== TO BE DONE ==
The records underneath are to be repeated exactly, with the pictures left out.

+++

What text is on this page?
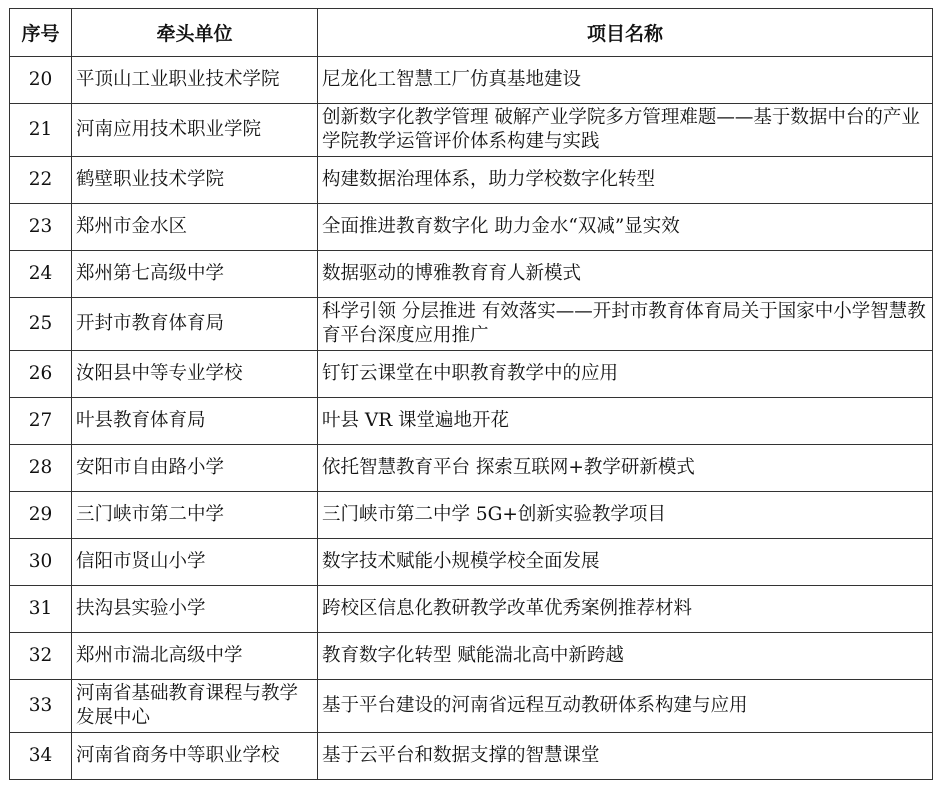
序号	牵头单位	项目名称
20	平顶山工业职业技术学院	尼龙化工智慧工厂仿真基地建设
21	河南应用技术职业学院	创新数字化教学管理 破解产业学院多方管理难题——基于数据中台的产业学院教学运管评价体系构建与实践
22	鹤壁职业技术学院	构建数据治理体系，助力学校数字化转型
23	郑州市金水区	全面推进教育数字化 助力金水“双减”显实效
24	郑州第七高级中学	数据驱动的博雅教育育人新模式
25	开封市教育体育局	科学引领 分层推进 有效落实——开封市教育体育局关于国家中小学智慧教育平台深度应用推广
26	汝阳县中等专业学校	钉钉云课堂在中职教育教学中的应用
27	叶县教育体育局	叶县 VR 课堂遍地开花
28	安阳市自由路小学	依托智慧教育平台 探索互联网+教学研新模式
29	三门峡市第二中学	三门峡市第二中学 5G+创新实验教学项目
30	信阳市贤山小学	数字技术赋能小规模学校全面发展
31	扶沟县实验小学	跨校区信息化教研教学改革优秀案例推荐材料
32	郑州市湍北高级中学	教育数字化转型 赋能湍北高中新跨越
33	河南省基础教育课程与教学发展中心	基于平台建设的河南省远程互动教研体系构建与应用
34	河南省商务中等职业学校	基于云平台和数据支撑的智慧课堂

+++

== WRITTEN RESPONSE ==
What text is on this page?
序号	牵头单位	项目名称
20	平顶山工业职业技术学院	尼龙化工智慧工厂仿真基地建设
21	河南应用技术职业学院	创新数字化教学管理 破解产业学院多方管理难题——基于数据中台的产业学院教学运管评价体系构建与实践
22	鹤壁职业技术学院	构建数据治理体系，助力学校数字化转型
23	郑州市金水区	全面推进教育数字化 助力金水“双减”显实效
24	郑州第七高级中学	数据驱动的博雅教育育人新模式
25	开封市教育体育局	科学引领 分层推进 有效落实——开封市教育体育局关于国家中小学智慧教育平台深度应用推广
26	汝阳县中等专业学校	钉钉云课堂在中职教育教学中的应用
27	叶县教育体育局	叶县 VR 课堂遍地开花
28	安阳市自由路小学	依托智慧教育平台 探索互联网+教学研新模式
29	三门峡市第二中学	三门峡市第二中学 5G+创新实验教学项目
30	信阳市贤山小学	数字技术赋能小规模学校全面发展
31	扶沟县实验小学	跨校区信息化教研教学改革优秀案例推荐材料
32	郑州市湍北高级中学	教育数字化转型 赋能湍北高中新跨越
33	河南省基础教育课程与教学发展中心	基于平台建设的河南省远程互动教研体系构建与应用
34	河南省商务中等职业学校	基于云平台和数据支撑的智慧课堂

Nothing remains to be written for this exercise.